## [REQUIRED WORK]
Copy every one of the records below word for word, keeping each line as it stands.

## [DATA SECTION]
□ □ □ □ □ □ □

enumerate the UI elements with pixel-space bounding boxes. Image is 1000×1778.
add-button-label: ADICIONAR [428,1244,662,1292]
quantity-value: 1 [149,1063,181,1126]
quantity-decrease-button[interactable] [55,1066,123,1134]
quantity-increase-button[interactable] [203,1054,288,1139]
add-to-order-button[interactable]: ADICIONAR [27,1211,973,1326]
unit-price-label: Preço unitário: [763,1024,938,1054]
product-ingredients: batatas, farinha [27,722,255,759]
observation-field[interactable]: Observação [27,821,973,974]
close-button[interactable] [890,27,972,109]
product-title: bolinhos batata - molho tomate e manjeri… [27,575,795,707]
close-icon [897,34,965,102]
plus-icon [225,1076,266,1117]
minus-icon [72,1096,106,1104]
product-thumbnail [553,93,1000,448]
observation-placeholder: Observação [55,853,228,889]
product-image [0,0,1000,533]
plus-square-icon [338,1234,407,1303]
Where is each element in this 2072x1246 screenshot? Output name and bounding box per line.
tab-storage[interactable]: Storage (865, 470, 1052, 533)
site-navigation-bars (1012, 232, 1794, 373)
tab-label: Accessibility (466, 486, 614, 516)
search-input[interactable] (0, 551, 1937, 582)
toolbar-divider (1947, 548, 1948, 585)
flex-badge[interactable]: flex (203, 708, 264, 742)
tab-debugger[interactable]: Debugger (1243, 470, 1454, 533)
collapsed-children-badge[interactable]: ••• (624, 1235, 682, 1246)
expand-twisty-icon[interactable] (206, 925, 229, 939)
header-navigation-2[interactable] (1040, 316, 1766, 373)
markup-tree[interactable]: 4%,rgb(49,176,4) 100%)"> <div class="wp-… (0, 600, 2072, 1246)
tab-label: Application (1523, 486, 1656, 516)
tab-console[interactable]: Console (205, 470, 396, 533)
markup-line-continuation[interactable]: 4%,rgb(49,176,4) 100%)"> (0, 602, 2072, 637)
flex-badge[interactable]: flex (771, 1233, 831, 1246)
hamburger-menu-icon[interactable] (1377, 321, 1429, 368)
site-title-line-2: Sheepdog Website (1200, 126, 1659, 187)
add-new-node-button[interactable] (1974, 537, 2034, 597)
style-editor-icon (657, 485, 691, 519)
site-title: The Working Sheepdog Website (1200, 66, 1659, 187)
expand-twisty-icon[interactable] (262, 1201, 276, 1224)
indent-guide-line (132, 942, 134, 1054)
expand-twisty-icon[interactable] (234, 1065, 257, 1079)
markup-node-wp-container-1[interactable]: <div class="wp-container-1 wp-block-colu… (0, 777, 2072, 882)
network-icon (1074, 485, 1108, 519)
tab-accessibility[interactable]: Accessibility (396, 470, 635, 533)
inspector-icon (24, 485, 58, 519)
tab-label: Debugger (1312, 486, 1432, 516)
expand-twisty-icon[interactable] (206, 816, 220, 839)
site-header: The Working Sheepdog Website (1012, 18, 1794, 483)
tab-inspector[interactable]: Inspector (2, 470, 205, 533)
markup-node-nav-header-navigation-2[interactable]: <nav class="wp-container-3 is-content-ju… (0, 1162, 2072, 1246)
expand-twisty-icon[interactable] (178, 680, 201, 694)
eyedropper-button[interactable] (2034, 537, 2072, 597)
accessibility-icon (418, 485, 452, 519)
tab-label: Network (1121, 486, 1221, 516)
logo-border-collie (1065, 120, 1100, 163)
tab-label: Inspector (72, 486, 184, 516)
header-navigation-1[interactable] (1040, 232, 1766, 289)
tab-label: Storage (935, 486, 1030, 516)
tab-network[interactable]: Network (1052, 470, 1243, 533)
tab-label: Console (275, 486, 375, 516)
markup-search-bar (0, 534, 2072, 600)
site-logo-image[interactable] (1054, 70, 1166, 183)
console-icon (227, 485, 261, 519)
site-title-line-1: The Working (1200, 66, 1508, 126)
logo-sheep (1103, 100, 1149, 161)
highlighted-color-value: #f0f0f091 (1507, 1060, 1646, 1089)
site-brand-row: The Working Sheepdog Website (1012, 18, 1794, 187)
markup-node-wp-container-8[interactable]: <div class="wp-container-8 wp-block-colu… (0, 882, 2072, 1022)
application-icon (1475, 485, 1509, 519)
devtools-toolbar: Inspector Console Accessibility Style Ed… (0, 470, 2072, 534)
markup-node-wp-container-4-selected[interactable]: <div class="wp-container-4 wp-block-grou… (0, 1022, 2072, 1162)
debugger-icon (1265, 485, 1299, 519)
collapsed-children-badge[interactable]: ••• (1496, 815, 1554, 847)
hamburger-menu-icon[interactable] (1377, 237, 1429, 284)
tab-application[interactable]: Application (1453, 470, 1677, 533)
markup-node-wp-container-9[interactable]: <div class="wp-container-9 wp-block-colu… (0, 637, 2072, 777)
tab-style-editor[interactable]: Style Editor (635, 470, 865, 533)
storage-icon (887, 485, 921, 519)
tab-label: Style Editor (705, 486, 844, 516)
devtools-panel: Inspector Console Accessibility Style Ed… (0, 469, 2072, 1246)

□ □ □ □ □ □ □

## [RESULT OF THE TASK]
enumerate the UI elements with pixel-space bounding boxes. Image is 1000×1778.
add-button-label: ADICIONAR [428,1244,662,1292]
quantity-value: 1 [149,1063,181,1126]
quantity-decrease-button[interactable] [55,1066,123,1134]
quantity-increase-button[interactable] [203,1054,288,1139]
add-to-order-button[interactable]: ADICIONAR [27,1211,973,1326]
unit-price-label: Preço unitário: [763,1024,938,1054]
product-ingredients: batatas, farinha [27,722,255,759]
observation-field[interactable]: Observação [27,821,973,974]
close-button[interactable] [890,27,972,109]
product-title: bolinhos batata - molho tomate e manjeri… [27,575,795,707]
close-icon [897,34,965,102]
plus-icon [225,1076,266,1117]
minus-icon [72,1096,106,1104]
product-thumbnail [553,93,1000,448]
observation-placeholder: Observação [55,853,228,889]
product-image [0,0,1000,533]
plus-square-icon [338,1234,407,1303]
Where is each element in this 2072x1246 screenshot? Output name and bounding box per line.
tab-storage[interactable]: Storage (865, 470, 1052, 533)
site-navigation-bars (1012, 232, 1794, 373)
tab-label: Accessibility (466, 486, 614, 516)
search-input[interactable] (0, 551, 1937, 582)
toolbar-divider (1947, 548, 1948, 585)
flex-badge[interactable]: flex (203, 708, 264, 742)
tab-debugger[interactable]: Debugger (1243, 470, 1454, 533)
collapsed-children-badge[interactable]: ••• (624, 1235, 682, 1246)
expand-twisty-icon[interactable] (206, 925, 229, 939)
header-navigation-2[interactable] (1040, 316, 1766, 373)
markup-tree[interactable]: 4%,rgb(49,176,4) 100%)"> <div class="wp-… (0, 600, 2072, 1246)
tab-label: Application (1523, 486, 1656, 516)
tab-console[interactable]: Console (205, 470, 396, 533)
markup-line-continuation[interactable]: 4%,rgb(49,176,4) 100%)"> (0, 602, 2072, 637)
flex-badge[interactable]: flex (771, 1233, 831, 1246)
hamburger-menu-icon[interactable] (1377, 321, 1429, 368)
site-title-line-2: Sheepdog Website (1200, 126, 1659, 187)
add-new-node-button[interactable] (1974, 537, 2034, 597)
style-editor-icon (657, 485, 691, 519)
site-title: The Working Sheepdog Website (1200, 66, 1659, 187)
expand-twisty-icon[interactable] (262, 1201, 276, 1224)
indent-guide-line (132, 942, 134, 1054)
expand-twisty-icon[interactable] (234, 1065, 257, 1079)
markup-node-wp-container-1[interactable]: <div class="wp-container-1 wp-block-colu… (0, 777, 2072, 882)
network-icon (1074, 485, 1108, 519)
tab-accessibility[interactable]: Accessibility (396, 470, 635, 533)
inspector-icon (24, 485, 58, 519)
tab-label: Debugger (1312, 486, 1432, 516)
expand-twisty-icon[interactable] (206, 816, 220, 839)
site-header: The Working Sheepdog Website (1012, 18, 1794, 483)
tab-inspector[interactable]: Inspector (2, 470, 205, 533)
markup-node-nav-header-navigation-2[interactable]: <nav class="wp-container-3 is-content-ju… (0, 1162, 2072, 1246)
expand-twisty-icon[interactable] (178, 680, 201, 694)
eyedropper-button[interactable] (2034, 537, 2072, 597)
accessibility-icon (418, 485, 452, 519)
tab-label: Network (1121, 486, 1221, 516)
logo-border-collie (1065, 120, 1100, 163)
tab-label: Inspector (72, 486, 184, 516)
header-navigation-1[interactable] (1040, 232, 1766, 289)
tab-label: Storage (935, 486, 1030, 516)
tab-network[interactable]: Network (1052, 470, 1243, 533)
tab-label: Console (275, 486, 375, 516)
markup-search-bar (0, 534, 2072, 600)
site-logo-image[interactable] (1054, 70, 1166, 183)
console-icon (227, 485, 261, 519)
site-title-line-1: The Working (1200, 66, 1508, 126)
logo-sheep (1103, 100, 1149, 161)
highlighted-color-value: #f0f0f091 (1507, 1060, 1646, 1089)
site-brand-row: The Working Sheepdog Website (1012, 18, 1794, 187)
markup-node-wp-container-8[interactable]: <div class="wp-container-8 wp-block-colu… (0, 882, 2072, 1022)
application-icon (1475, 485, 1509, 519)
devtools-toolbar: Inspector Console Accessibility Style Ed… (0, 470, 2072, 534)
markup-node-wp-container-4-selected[interactable]: <div class="wp-container-4 wp-block-grou… (0, 1022, 2072, 1162)
debugger-icon (1265, 485, 1299, 519)
collapsed-children-badge[interactable]: ••• (1496, 815, 1554, 847)
hamburger-menu-icon[interactable] (1377, 237, 1429, 284)
tab-application[interactable]: Application (1453, 470, 1677, 533)
markup-node-wp-container-9[interactable]: <div class="wp-container-9 wp-block-colu… (0, 637, 2072, 777)
tab-style-editor[interactable]: Style Editor (635, 470, 865, 533)
storage-icon (887, 485, 921, 519)
tab-label: Style Editor (705, 486, 844, 516)
devtools-panel: Inspector Console Accessibility Style Ed… (0, 469, 2072, 1246)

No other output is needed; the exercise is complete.